» **WHAT TO PRODUCE**
Below are some records; retype all of them exactly.

» **RECORD LIST**
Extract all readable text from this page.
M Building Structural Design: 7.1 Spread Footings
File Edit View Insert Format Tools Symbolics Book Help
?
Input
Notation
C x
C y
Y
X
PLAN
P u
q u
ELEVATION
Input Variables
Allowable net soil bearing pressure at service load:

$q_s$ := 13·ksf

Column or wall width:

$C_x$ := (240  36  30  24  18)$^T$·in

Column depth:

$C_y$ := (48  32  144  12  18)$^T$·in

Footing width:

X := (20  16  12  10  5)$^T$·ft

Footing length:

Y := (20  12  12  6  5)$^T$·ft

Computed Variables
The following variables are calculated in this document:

» **ANSWER TO THIS EXERCISE**
Extract all readable text from this page.
M Building Structural Design: 7.1 Spread Footings
File Edit View Insert Format Tools Symbolics Book Help
?
Input
Notation
C x
C y
Y
X
PLAN
P u
q u
ELEVATION
Input Variables
Allowable net soil bearing pressure at service load:

$q_s$ := 13·ksf

Column or wall width:

$C_x$ := (240  36  30  24  18)$^T$·in

Column depth:

$C_y$ := (48  32  144  12  18)$^T$·in

Footing width:

X := (20  16  12  10  5)$^T$·ft

Footing length:

Y := (20  12  12  6  5)$^T$·ft

Computed Variables
The following variables are calculated in this document:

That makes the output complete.